**Exercise directions**
Each line that holds the word "英ポンド" counts once. Give the total number of such lines and nothing else.

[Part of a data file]
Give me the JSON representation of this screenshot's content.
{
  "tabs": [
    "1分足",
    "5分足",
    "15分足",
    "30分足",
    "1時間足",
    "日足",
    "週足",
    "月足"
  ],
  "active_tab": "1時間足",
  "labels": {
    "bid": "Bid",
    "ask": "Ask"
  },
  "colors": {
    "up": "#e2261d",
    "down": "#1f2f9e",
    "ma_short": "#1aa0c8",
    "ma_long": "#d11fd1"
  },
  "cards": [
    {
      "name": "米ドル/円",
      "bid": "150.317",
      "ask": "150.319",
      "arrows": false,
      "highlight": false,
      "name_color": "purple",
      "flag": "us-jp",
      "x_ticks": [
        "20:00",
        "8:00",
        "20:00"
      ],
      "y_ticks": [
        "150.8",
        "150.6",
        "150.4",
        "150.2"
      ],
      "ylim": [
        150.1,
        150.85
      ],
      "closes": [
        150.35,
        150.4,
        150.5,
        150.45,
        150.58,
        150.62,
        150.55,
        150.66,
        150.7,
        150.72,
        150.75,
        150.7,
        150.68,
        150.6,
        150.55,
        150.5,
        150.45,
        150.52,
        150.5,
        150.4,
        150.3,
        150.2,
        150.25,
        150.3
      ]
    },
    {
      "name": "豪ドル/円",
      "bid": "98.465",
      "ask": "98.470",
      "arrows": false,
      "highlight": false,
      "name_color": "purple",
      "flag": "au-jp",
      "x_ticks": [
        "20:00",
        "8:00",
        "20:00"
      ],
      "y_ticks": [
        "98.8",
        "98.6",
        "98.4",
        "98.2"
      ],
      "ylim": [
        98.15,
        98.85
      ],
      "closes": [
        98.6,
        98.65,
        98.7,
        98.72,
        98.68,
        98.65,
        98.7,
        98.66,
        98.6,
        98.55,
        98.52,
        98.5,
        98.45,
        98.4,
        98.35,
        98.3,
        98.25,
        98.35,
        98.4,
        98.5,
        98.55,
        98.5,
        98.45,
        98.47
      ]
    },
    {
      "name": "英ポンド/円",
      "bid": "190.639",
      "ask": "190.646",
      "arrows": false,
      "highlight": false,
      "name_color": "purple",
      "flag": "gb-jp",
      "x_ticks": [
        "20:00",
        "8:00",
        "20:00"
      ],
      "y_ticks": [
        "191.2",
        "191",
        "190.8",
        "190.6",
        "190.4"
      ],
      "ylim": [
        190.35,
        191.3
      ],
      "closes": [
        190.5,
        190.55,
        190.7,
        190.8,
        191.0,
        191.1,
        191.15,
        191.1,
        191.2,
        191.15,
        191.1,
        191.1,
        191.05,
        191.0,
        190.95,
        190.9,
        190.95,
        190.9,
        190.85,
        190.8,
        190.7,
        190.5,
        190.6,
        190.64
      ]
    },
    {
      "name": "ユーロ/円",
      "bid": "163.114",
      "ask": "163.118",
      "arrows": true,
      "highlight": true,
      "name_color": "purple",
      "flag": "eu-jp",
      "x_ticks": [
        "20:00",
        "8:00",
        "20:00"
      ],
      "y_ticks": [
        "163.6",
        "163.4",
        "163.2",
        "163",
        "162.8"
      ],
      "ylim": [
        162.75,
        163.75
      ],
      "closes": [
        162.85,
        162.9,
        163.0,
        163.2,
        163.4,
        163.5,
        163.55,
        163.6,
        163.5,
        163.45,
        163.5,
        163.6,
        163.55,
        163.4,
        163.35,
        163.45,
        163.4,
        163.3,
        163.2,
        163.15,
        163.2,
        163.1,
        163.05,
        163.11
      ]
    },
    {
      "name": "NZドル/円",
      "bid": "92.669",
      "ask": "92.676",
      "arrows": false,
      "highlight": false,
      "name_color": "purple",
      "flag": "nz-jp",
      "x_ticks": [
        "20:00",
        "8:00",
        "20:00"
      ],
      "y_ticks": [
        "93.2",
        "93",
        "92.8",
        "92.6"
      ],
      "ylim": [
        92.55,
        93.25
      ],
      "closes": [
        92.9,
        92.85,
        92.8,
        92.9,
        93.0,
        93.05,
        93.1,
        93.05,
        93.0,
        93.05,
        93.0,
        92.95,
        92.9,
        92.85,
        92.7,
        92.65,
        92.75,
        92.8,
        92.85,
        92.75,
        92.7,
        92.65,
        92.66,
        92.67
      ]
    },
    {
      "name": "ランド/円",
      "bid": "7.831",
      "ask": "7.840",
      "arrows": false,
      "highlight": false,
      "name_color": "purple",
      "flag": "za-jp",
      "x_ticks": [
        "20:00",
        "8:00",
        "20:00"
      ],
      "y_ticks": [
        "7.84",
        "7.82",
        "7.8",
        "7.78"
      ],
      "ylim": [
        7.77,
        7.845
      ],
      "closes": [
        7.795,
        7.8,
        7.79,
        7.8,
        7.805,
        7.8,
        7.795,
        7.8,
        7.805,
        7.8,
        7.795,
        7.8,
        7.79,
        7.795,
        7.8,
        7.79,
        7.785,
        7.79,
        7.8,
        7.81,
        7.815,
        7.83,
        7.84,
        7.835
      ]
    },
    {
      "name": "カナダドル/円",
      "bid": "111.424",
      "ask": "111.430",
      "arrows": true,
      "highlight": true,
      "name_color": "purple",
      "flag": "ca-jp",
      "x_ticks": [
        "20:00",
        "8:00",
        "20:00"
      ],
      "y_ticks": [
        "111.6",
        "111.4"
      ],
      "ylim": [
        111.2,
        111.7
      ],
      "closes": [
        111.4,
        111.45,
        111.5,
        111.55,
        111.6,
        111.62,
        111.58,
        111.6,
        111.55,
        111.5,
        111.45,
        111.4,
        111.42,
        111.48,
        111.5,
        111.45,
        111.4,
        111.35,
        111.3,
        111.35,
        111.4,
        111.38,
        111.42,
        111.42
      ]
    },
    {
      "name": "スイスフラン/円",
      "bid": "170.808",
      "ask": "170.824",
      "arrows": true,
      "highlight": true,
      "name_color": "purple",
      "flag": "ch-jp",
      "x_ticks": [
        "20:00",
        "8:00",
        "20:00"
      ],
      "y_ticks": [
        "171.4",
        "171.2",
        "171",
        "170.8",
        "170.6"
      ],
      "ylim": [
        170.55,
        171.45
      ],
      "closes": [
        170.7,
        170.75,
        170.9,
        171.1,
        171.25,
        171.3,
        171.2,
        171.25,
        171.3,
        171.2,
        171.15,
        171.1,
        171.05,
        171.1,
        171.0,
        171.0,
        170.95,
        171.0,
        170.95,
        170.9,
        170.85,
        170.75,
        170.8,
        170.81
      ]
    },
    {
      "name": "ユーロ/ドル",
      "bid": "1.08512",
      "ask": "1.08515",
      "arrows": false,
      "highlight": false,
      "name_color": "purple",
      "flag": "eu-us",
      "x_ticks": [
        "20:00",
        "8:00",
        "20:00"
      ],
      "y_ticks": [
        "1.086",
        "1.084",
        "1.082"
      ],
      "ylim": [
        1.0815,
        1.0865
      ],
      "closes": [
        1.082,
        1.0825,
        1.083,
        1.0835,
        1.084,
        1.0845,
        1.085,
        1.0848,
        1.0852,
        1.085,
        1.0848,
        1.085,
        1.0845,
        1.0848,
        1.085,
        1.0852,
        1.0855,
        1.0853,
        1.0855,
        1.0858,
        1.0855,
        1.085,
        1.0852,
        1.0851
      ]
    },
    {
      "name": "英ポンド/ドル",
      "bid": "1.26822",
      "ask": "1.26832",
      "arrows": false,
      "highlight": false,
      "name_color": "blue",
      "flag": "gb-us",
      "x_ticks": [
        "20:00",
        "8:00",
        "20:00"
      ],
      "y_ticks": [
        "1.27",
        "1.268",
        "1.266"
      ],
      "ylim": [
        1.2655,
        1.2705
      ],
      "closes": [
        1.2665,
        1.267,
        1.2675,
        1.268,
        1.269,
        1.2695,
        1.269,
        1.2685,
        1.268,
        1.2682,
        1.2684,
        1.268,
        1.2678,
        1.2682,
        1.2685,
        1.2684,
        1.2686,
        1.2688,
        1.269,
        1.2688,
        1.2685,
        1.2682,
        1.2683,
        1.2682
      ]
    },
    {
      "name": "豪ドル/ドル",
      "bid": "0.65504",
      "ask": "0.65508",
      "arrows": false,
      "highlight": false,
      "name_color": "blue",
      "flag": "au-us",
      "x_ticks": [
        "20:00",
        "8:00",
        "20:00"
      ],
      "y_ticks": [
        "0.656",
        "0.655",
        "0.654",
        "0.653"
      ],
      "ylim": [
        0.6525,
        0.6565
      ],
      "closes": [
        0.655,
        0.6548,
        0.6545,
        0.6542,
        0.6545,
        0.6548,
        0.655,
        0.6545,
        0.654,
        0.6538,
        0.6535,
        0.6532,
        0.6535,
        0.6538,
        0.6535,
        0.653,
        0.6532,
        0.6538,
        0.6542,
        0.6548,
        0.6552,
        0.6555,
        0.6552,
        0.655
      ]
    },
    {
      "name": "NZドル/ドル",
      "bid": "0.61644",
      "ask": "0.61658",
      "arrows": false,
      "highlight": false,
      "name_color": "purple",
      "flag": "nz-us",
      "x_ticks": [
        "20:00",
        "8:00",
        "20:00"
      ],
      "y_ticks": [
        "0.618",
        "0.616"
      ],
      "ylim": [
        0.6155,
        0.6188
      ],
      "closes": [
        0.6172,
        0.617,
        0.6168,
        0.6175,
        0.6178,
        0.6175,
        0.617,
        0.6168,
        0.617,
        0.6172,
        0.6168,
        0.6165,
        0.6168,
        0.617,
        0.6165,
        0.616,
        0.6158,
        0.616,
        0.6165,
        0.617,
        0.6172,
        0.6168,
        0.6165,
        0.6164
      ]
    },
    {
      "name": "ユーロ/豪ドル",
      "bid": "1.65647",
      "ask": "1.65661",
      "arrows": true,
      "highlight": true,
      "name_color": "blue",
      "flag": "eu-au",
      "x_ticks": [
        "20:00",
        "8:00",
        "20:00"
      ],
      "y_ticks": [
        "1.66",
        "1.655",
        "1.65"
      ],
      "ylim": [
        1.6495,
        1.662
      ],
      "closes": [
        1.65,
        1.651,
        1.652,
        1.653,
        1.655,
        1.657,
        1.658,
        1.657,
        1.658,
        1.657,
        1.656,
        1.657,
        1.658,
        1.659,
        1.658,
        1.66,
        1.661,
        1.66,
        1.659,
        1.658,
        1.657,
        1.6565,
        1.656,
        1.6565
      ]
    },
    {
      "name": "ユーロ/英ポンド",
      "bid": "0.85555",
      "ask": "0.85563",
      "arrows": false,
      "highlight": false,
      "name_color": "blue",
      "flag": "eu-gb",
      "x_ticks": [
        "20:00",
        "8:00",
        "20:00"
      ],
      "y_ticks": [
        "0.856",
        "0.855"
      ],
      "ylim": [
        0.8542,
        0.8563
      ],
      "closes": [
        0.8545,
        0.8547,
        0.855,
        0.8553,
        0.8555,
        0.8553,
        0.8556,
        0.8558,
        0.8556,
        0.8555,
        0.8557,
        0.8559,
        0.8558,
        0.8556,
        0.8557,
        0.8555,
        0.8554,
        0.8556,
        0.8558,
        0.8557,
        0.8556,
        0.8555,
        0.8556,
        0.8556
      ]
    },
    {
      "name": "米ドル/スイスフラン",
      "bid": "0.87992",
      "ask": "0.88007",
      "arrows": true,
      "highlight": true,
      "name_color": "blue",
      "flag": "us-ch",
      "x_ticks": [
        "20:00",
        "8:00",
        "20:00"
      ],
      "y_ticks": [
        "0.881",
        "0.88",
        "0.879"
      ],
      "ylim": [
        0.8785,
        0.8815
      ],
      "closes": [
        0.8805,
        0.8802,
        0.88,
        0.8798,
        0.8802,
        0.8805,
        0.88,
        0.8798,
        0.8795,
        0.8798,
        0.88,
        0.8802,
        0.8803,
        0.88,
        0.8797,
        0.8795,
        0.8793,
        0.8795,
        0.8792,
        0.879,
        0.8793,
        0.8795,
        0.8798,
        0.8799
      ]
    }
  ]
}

**Written response**
3